■ **Required work**:
Could you recast the lines from the start of the records through the line holding "facility-point[interactable] [861,155,871,165]", inclusive, as a Markdown table with the columns Row and Line? Number each line in Row, and leave out any blank lines.

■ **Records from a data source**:
## Start
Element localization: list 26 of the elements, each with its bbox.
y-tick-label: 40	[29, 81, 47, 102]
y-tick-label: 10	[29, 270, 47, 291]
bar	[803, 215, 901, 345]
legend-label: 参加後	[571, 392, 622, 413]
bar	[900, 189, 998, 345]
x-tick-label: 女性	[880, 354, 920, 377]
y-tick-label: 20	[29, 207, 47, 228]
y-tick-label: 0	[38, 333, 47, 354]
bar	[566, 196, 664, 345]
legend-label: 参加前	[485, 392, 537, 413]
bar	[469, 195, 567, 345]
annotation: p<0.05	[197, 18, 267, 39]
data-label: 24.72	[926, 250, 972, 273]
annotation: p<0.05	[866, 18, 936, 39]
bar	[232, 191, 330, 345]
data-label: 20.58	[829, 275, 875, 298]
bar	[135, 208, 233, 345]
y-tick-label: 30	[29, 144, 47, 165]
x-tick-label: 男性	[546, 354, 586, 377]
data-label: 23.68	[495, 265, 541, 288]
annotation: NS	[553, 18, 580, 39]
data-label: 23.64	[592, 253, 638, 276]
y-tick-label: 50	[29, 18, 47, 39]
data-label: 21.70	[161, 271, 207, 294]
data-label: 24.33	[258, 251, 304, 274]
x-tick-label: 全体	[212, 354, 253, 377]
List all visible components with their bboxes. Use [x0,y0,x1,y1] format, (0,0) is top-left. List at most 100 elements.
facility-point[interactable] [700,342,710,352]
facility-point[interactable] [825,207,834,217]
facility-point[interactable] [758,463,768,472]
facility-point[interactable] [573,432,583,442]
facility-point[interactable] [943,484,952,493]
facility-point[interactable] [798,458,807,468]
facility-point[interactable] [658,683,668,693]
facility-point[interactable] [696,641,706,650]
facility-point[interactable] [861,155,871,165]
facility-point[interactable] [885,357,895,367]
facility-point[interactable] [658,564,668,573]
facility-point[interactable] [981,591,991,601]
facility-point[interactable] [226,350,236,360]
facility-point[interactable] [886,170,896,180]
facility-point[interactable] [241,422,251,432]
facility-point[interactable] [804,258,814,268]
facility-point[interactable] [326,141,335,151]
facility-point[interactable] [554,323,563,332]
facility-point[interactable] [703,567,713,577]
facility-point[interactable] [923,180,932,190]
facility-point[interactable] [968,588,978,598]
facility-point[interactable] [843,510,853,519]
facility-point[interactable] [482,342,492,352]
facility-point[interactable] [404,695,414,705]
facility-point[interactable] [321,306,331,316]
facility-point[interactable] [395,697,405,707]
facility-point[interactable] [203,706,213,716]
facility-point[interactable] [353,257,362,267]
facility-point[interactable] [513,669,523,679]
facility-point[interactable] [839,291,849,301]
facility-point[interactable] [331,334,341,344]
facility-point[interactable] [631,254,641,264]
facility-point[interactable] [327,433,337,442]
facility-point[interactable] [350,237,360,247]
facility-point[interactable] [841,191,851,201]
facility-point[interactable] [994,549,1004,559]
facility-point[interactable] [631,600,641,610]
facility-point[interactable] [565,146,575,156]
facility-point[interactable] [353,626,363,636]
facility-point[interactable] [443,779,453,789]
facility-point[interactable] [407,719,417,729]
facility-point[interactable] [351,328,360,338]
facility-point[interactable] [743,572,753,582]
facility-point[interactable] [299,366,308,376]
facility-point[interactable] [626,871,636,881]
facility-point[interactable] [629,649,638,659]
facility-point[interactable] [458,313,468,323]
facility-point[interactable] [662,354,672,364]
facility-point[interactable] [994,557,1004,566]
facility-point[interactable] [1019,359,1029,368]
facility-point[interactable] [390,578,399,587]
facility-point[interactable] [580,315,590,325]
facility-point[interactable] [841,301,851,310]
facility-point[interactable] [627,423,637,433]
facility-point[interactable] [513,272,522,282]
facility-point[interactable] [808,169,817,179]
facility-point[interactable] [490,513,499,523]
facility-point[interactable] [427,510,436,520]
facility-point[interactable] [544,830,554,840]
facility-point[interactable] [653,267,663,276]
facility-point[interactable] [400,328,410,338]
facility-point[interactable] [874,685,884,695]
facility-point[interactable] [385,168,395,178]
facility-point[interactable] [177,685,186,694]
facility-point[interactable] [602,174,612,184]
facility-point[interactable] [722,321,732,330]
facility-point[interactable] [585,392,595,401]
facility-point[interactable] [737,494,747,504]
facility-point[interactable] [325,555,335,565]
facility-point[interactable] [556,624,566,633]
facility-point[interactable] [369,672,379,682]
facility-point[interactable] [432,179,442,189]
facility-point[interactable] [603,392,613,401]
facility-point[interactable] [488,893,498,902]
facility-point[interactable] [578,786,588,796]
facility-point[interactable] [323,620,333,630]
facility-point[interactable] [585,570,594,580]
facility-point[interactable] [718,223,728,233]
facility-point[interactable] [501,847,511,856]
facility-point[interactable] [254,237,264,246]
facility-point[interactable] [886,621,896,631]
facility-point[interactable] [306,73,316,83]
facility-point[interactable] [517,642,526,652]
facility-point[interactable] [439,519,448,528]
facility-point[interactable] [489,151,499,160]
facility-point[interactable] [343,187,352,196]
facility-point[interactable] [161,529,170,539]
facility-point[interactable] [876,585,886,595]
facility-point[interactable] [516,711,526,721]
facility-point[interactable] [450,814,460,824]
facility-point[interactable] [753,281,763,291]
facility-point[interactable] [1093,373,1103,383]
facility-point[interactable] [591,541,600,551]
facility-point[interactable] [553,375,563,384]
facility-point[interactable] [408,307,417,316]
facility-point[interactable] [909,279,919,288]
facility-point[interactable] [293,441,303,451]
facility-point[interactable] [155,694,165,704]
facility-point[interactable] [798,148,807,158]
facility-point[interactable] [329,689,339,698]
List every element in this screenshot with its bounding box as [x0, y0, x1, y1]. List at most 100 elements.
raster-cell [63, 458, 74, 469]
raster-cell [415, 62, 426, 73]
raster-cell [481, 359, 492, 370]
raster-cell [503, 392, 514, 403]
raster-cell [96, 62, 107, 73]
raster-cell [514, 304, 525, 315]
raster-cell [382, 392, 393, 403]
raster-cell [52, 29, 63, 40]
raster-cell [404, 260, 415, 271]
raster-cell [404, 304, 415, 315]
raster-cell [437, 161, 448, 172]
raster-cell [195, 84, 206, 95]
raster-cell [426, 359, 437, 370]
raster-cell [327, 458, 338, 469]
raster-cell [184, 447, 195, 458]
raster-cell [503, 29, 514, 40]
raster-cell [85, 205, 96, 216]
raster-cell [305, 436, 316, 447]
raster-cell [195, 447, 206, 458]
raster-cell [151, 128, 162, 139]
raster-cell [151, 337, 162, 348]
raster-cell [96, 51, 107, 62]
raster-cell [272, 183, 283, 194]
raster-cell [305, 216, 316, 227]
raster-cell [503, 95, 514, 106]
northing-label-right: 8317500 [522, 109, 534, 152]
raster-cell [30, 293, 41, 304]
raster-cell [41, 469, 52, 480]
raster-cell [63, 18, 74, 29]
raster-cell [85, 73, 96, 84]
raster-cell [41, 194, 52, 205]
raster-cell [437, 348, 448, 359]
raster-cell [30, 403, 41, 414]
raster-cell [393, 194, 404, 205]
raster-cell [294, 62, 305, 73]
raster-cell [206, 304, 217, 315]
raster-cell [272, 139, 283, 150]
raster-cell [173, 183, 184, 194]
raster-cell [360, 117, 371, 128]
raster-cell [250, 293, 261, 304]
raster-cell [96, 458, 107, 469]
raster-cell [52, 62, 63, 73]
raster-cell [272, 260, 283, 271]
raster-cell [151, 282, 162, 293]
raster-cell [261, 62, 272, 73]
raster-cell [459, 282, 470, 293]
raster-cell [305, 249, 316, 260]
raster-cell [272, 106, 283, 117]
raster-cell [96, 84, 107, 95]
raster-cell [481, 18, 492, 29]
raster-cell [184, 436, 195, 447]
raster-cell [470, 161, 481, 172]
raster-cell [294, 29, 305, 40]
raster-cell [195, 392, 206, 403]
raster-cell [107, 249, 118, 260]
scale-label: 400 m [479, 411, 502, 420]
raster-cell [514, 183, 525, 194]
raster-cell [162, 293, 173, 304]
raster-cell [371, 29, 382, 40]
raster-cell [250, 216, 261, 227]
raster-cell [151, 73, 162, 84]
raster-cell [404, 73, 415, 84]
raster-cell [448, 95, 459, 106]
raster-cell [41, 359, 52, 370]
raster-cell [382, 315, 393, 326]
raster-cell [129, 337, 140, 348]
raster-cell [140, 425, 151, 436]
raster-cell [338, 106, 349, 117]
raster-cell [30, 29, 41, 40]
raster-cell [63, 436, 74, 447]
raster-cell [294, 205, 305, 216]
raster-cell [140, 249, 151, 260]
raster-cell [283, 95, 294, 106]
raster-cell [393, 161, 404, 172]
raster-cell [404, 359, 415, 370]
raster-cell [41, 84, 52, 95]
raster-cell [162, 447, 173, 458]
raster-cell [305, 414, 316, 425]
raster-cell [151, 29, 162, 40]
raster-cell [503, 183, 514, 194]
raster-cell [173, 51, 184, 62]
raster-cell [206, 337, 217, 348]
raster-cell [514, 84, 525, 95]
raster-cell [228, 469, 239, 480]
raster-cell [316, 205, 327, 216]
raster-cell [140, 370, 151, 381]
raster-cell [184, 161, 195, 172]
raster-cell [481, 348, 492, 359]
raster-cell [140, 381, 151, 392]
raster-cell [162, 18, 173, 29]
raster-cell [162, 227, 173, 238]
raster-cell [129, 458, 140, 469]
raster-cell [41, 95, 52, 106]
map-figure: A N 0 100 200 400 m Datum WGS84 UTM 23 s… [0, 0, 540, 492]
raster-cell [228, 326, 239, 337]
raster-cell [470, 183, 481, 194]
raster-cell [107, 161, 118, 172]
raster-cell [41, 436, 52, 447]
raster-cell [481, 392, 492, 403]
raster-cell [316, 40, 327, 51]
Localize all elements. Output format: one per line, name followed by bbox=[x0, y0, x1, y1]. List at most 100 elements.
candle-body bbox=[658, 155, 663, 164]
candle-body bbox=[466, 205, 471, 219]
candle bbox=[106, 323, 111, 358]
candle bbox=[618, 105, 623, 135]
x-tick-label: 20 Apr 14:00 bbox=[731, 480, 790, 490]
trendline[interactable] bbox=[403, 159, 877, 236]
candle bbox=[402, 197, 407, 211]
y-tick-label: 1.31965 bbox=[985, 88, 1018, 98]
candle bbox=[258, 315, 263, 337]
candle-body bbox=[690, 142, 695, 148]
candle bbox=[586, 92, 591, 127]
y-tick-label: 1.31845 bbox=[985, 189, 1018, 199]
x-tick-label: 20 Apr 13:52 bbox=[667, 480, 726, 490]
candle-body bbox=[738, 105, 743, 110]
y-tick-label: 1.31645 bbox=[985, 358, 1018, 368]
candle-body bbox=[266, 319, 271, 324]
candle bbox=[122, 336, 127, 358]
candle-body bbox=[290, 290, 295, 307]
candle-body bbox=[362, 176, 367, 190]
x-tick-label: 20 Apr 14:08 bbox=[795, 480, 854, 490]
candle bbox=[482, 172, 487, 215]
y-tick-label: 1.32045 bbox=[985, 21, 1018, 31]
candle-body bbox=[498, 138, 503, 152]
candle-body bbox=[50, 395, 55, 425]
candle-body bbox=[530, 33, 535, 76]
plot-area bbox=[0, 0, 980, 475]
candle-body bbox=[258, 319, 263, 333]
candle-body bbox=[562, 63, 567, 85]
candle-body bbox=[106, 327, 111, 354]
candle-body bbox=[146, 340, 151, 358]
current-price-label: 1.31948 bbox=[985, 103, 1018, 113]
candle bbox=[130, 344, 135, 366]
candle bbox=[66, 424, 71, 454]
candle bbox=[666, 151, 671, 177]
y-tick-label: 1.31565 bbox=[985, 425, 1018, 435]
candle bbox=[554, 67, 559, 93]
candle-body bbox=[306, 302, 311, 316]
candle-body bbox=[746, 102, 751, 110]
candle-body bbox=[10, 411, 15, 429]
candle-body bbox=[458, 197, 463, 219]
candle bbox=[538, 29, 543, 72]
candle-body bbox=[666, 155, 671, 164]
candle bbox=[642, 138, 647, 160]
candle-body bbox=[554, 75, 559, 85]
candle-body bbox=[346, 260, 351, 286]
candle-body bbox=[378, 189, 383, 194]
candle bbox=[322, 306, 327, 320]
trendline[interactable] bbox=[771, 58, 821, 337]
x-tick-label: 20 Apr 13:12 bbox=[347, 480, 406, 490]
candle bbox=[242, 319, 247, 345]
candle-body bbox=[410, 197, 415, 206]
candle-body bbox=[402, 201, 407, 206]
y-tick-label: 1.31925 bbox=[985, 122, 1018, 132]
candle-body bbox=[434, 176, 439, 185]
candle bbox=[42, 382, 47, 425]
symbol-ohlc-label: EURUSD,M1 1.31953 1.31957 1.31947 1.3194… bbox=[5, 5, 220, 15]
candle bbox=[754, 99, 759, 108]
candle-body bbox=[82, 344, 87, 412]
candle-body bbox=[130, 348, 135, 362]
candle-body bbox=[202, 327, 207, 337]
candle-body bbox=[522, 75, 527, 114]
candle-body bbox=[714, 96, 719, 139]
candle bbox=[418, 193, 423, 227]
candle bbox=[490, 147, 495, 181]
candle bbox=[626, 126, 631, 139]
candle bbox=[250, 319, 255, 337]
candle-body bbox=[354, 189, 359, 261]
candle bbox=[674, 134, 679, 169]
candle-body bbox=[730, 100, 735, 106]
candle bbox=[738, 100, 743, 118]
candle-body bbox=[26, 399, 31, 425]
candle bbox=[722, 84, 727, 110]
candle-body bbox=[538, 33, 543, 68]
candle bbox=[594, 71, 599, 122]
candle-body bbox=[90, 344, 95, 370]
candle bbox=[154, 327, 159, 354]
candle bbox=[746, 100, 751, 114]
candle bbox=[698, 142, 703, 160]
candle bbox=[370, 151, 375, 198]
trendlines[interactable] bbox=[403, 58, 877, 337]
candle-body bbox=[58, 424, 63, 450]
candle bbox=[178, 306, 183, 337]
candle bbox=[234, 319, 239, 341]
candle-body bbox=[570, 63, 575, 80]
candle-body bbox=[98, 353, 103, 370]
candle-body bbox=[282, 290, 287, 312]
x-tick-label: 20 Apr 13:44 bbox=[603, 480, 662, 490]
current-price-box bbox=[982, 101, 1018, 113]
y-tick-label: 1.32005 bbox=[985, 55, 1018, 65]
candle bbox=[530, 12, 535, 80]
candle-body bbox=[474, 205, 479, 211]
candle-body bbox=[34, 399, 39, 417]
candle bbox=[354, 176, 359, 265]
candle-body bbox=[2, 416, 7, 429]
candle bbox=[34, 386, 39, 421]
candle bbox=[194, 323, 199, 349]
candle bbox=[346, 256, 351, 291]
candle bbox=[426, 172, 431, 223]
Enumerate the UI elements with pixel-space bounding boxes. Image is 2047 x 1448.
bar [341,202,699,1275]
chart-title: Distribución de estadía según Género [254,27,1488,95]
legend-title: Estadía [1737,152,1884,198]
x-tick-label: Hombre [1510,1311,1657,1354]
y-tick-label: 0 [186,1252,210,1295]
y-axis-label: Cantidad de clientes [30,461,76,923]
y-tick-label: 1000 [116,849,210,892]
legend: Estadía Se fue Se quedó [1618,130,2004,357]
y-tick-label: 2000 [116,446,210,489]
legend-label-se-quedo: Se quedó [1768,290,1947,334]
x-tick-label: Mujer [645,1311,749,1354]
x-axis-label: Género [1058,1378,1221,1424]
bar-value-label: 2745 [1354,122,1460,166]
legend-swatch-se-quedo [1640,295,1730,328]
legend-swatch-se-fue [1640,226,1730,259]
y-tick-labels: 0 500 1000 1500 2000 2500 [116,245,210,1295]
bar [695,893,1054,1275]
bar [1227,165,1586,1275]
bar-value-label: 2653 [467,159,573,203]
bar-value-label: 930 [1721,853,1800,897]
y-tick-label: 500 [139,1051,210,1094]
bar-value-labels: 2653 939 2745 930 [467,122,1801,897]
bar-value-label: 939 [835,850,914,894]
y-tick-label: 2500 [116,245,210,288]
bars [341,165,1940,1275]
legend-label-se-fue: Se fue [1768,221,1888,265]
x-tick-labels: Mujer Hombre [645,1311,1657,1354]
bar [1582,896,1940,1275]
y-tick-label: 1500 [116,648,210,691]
## End
■ **The completed task**:
| Row | Line |
|---|---|
| 1 | Element localization: list 26 of the elements, each with its bbox. |
| 2 | y-tick-label: 40	[29, 81, 47, 102] |
| 3 | y-tick-label: 10	[29, 270, 47, 291] |
| 4 | bar	[803, 215, 901, 345] |
| 5 | legend-label: 参加後	[571, 392, 622, 413] |
| 6 | bar	[900, 189, 998, 345] |
| 7 | x-tick-label: 女性	[880, 354, 920, 377] |
| 8 | y-tick-label: 20	[29, 207, 47, 228] |
| 9 | y-tick-label: 0	[38, 333, 47, 354] |
| 10 | bar	[566, 196, 664, 345] |
| 11 | legend-label: 参加前	[485, 392, 537, 413] |
| 12 | bar	[469, 195, 567, 345] |
| 13 | annotation: p<0.05	[197, 18, 267, 39] |
| 14 | data-label: 24.72	[926, 250, 972, 273] |
| 15 | annotation: p<0.05	[866, 18, 936, 39] |
| 16 | bar	[232, 191, 330, 345] |
| 17 | data-label: 20.58	[829, 275, 875, 298] |
| 18 | bar	[135, 208, 233, 345] |
| 19 | y-tick-label: 30	[29, 144, 47, 165] |
| 20 | x-tick-label: 男性	[546, 354, 586, 377] |
| 21 | data-label: 23.68	[495, 265, 541, 288] |
| 22 | annotation: NS	[553, 18, 580, 39] |
| 23 | data-label: 23.64	[592, 253, 638, 276] |
| 24 | y-tick-label: 50	[29, 18, 47, 39] |
| 25 | data-label: 21.70	[161, 271, 207, 294] |
| 26 | data-label: 24.33	[258, 251, 304, 274] |
| 27 | x-tick-label: 全体	[212, 354, 253, 377] |
| 28 | List all visible components with their bboxes. Use [x0,y0,x1,y1] format, (0,0) is top-left. List at most 100 elements. |
| 29 | facility-point[interactable] [700,342,710,352] |
| 30 | facility-point[interactable] [825,207,834,217] |
| 31 | facility-point[interactable] [758,463,768,472] |
| 32 | facility-point[interactable] [573,432,583,442] |
| 33 | facility-point[interactable] [943,484,952,493] |
| 34 | facility-point[interactable] [798,458,807,468] |
| 35 | facility-point[interactable] [658,683,668,693] |
| 36 | facility-point[interactable] [696,641,706,650] |
| 37 | facility-point[interactable] [861,155,871,165] |